WHAT IS EXPECTED: Within the data below, state how many lines contain the string "color". Provide the number only.

STORED ROWS:

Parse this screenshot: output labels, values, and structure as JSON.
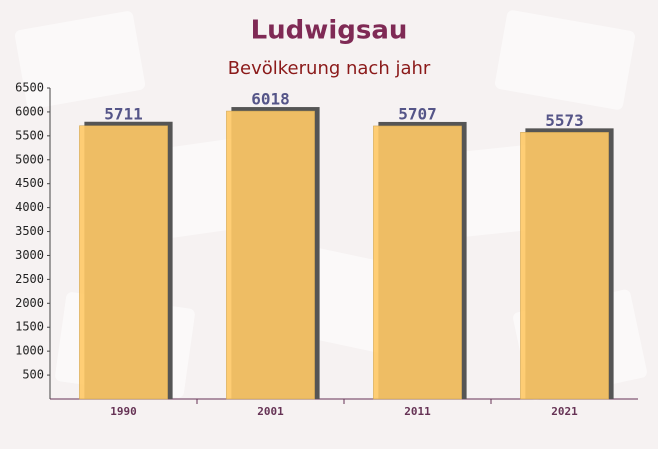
{
  "chart_data": {
    "type": "bar",
    "title": "Ludwigsau",
    "subtitle": "Bevölkerung nach jahr",
    "categories": [
      "1990",
      "2001",
      "2011",
      "2021"
    ],
    "values": [
      5711,
      6018,
      5707,
      5573
    ],
    "color": "#ffc966",
    "ylim": [
      0,
      6500
    ],
    "yticks": [
      500,
      1000,
      1500,
      2000,
      2500,
      3000,
      3500,
      4000,
      4500,
      5000,
      5500,
      6000,
      6500
    ]
  }
}
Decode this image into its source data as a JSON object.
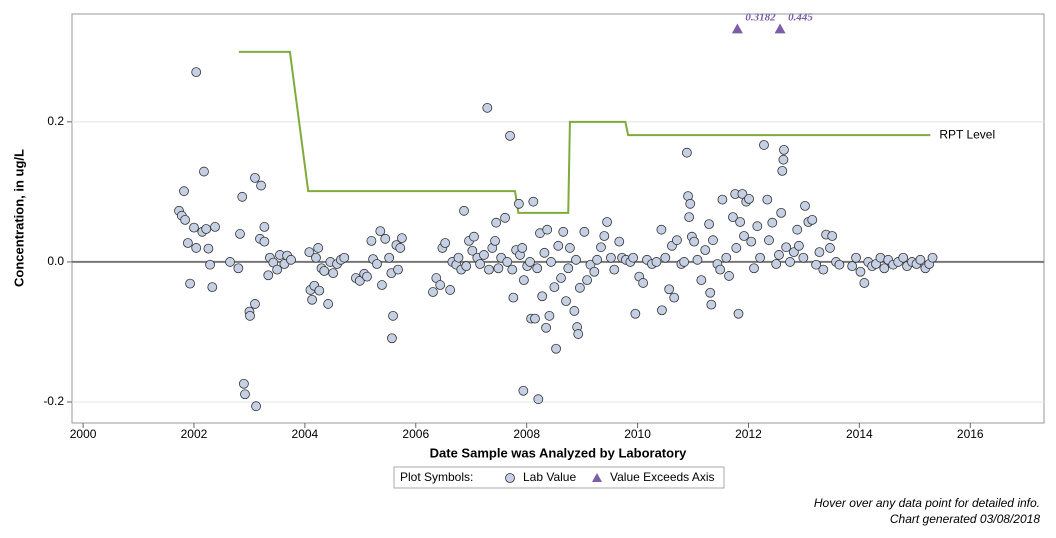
{
  "chart_data": {
    "type": "scatter",
    "x_label": "Date Sample was Analyzed by Laboratory",
    "y_label": "Concentration, in ug/L",
    "xlim": [
      1999.8,
      2017.33
    ],
    "ylim": [
      -0.23,
      0.354
    ],
    "xticks": [
      2000,
      2002,
      2004,
      2006,
      2008,
      2010,
      2012,
      2014,
      2016
    ],
    "yticks": [
      -0.2,
      {
        "value": 0,
        "label": "0.0"
      },
      0.2
    ],
    "grid": true,
    "legend_title": "Plot Symbols:",
    "series": [
      {
        "name": "Lab Value",
        "color": "#c5d0e4",
        "x": [
          2001.73,
          2001.78,
          2001.82,
          2001.84,
          2001.89,
          2001.93,
          2002.0,
          2002.04,
          2002.04,
          2002.15,
          2002.18,
          2002.22,
          2002.26,
          2002.29,
          2002.33,
          2002.38,
          2002.65,
          2002.8,
          2002.83,
          2002.87,
          2002.9,
          2002.92,
          2003.0,
          2003.01,
          2003.1,
          2003.1,
          2003.12,
          2003.19,
          2003.21,
          2003.27,
          2003.27,
          2003.34,
          2003.37,
          2003.43,
          2003.5,
          2003.55,
          2003.63,
          2003.68,
          2003.75,
          2004.08,
          2004.1,
          2004.13,
          2004.17,
          2004.2,
          2004.24,
          2004.26,
          2004.3,
          2004.35,
          2004.42,
          2004.46,
          2004.51,
          2004.58,
          2004.65,
          2004.71,
          2004.92,
          2004.99,
          2005.07,
          2005.12,
          2005.2,
          2005.23,
          2005.3,
          2005.36,
          2005.39,
          2005.45,
          2005.52,
          2005.56,
          2005.57,
          2005.59,
          2005.65,
          2005.68,
          2005.72,
          2005.75,
          2006.31,
          2006.37,
          2006.44,
          2006.48,
          2006.53,
          2006.62,
          2006.66,
          2006.73,
          2006.77,
          2006.82,
          2006.87,
          2006.91,
          2006.96,
          2007.02,
          2007.05,
          2007.11,
          2007.16,
          2007.23,
          2007.29,
          2007.32,
          2007.38,
          2007.43,
          2007.45,
          2007.49,
          2007.54,
          2007.61,
          2007.65,
          2007.7,
          2007.74,
          2007.76,
          2007.81,
          2007.86,
          2007.88,
          2007.92,
          2007.94,
          2007.95,
          2008.01,
          2008.06,
          2008.08,
          2008.12,
          2008.15,
          2008.19,
          2008.21,
          2008.24,
          2008.28,
          2008.32,
          2008.35,
          2008.37,
          2008.41,
          2008.44,
          2008.5,
          2008.53,
          2008.57,
          2008.62,
          2008.66,
          2008.71,
          2008.75,
          2008.78,
          2008.86,
          2008.89,
          2008.91,
          2008.93,
          2008.96,
          2009.04,
          2009.09,
          2009.15,
          2009.22,
          2009.27,
          2009.34,
          2009.4,
          2009.45,
          2009.52,
          2009.58,
          2009.67,
          2009.72,
          2009.79,
          2009.87,
          2009.92,
          2009.96,
          2010.03,
          2010.1,
          2010.17,
          2010.26,
          2010.34,
          2010.43,
          2010.44,
          2010.5,
          2010.57,
          2010.62,
          2010.66,
          2010.71,
          2010.79,
          2010.84,
          2010.89,
          2010.91,
          2010.93,
          2010.95,
          2010.98,
          2011.02,
          2011.08,
          2011.15,
          2011.22,
          2011.29,
          2011.31,
          2011.33,
          2011.36,
          2011.44,
          2011.49,
          2011.53,
          2011.6,
          2011.65,
          2011.72,
          2011.76,
          2011.78,
          2011.82,
          2011.85,
          2011.89,
          2011.92,
          2011.96,
          2012.01,
          2012.05,
          2012.1,
          2012.16,
          2012.21,
          2012.28,
          2012.34,
          2012.37,
          2012.43,
          2012.5,
          2012.55,
          2012.59,
          2012.61,
          2012.63,
          2012.64,
          2012.68,
          2012.75,
          2012.82,
          2012.88,
          2012.91,
          2012.99,
          2013.02,
          2013.08,
          2013.15,
          2013.22,
          2013.28,
          2013.35,
          2013.4,
          2013.47,
          2013.51,
          2013.58,
          2013.64,
          2013.87,
          2013.94,
          2014.02,
          2014.09,
          2014.16,
          2014.23,
          2014.3,
          2014.38,
          2014.45,
          2014.52,
          2014.61,
          2014.7,
          2014.79,
          2014.86,
          2014.95,
          2015.03,
          2015.1,
          2015.19,
          2015.26,
          2015.32
        ],
        "values": [
          0.073,
          0.066,
          0.101,
          0.06,
          0.027,
          -0.031,
          0.049,
          0.271,
          0.02,
          0.043,
          0.129,
          0.047,
          0.019,
          -0.004,
          -0.036,
          0.05,
          0,
          -0.009,
          0.04,
          0.093,
          -0.174,
          -0.189,
          -0.071,
          -0.077,
          0.12,
          -0.06,
          -0.206,
          0.033,
          0.109,
          0.029,
          0.05,
          -0.019,
          0.006,
          -0.001,
          -0.011,
          0.01,
          -0.003,
          0.009,
          0.003,
          0.014,
          -0.04,
          -0.054,
          -0.034,
          0.006,
          0.02,
          -0.041,
          -0.009,
          -0.013,
          -0.06,
          0,
          -0.016,
          -0.003,
          0.003,
          0.006,
          -0.023,
          -0.027,
          -0.017,
          -0.021,
          0.03,
          0.004,
          -0.003,
          0.044,
          -0.033,
          0.033,
          0.006,
          -0.016,
          -0.109,
          -0.077,
          0.024,
          -0.011,
          0.02,
          0.034,
          -0.043,
          -0.023,
          -0.033,
          0.02,
          0.027,
          -0.04,
          0,
          -0.004,
          0.006,
          -0.011,
          0.073,
          -0.006,
          0.03,
          0.016,
          0.036,
          0.006,
          -0.003,
          0.01,
          0.22,
          -0.011,
          0.02,
          0.03,
          0.056,
          -0.009,
          0.006,
          0.063,
          0,
          0.18,
          -0.011,
          -0.051,
          0.017,
          0.083,
          0.01,
          0.02,
          -0.184,
          -0.026,
          -0.006,
          0,
          -0.081,
          0.086,
          -0.081,
          -0.009,
          -0.196,
          0.041,
          -0.049,
          0.013,
          -0.094,
          0.046,
          -0.077,
          0,
          -0.036,
          -0.124,
          0.023,
          -0.023,
          0.043,
          -0.056,
          -0.009,
          0.02,
          -0.07,
          0.003,
          -0.093,
          -0.103,
          -0.037,
          0.043,
          -0.026,
          -0.004,
          -0.014,
          0.003,
          0.021,
          0.037,
          0.057,
          0.006,
          -0.011,
          0.029,
          0.006,
          0.003,
          0,
          0.006,
          -0.074,
          -0.021,
          -0.03,
          0.003,
          -0.003,
          0,
          0.046,
          -0.069,
          0.006,
          -0.039,
          0.023,
          -0.051,
          0.031,
          -0.003,
          0,
          0.156,
          0.094,
          0.064,
          0.083,
          0.036,
          0.029,
          0.003,
          -0.026,
          0.017,
          0.054,
          -0.044,
          -0.061,
          0.031,
          -0.003,
          -0.011,
          0.089,
          0.006,
          -0.02,
          0.064,
          0.097,
          0.02,
          -0.074,
          0.057,
          0.097,
          0.037,
          0.086,
          0.09,
          0.029,
          -0.009,
          0.051,
          0.006,
          0.167,
          0.089,
          0.031,
          0.056,
          -0.003,
          0.01,
          0.07,
          0.13,
          0.146,
          0.16,
          0.021,
          0,
          0.014,
          0.046,
          0.023,
          0.006,
          0.08,
          0.057,
          0.06,
          -0.004,
          0.014,
          -0.011,
          0.039,
          0.02,
          0.037,
          0,
          -0.004,
          -0.006,
          0.006,
          -0.014,
          -0.03,
          0,
          -0.006,
          -0.003,
          0.006,
          -0.009,
          0.003,
          -0.004,
          0,
          0.006,
          -0.006,
          0,
          -0.003,
          0.003,
          -0.009,
          -0.003,
          0.006
        ]
      },
      {
        "name": "Value Exceeds Axis",
        "color": "#7b5ea7",
        "x": [
          2011.8,
          2012.57
        ],
        "values": [
          0.3182,
          0.445
        ],
        "value_labels": [
          "0.3182",
          "0.445"
        ]
      }
    ],
    "reference_line": {
      "name": "RPT Level",
      "color": "#7faa3c",
      "x": [
        2002.81,
        2003.73,
        2004.06,
        2007.79,
        2007.85,
        2008.75,
        2008.78,
        2009.78,
        2009.83,
        2015.28
      ],
      "values": [
        0.3,
        0.3,
        0.101,
        0.101,
        0.07,
        0.07,
        0.2,
        0.2,
        0.181,
        0.181
      ]
    },
    "footnotes": [
      "Hover over any data point for detailed info.",
      "Chart generated 03/08/2018"
    ]
  }
}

REPLY: 4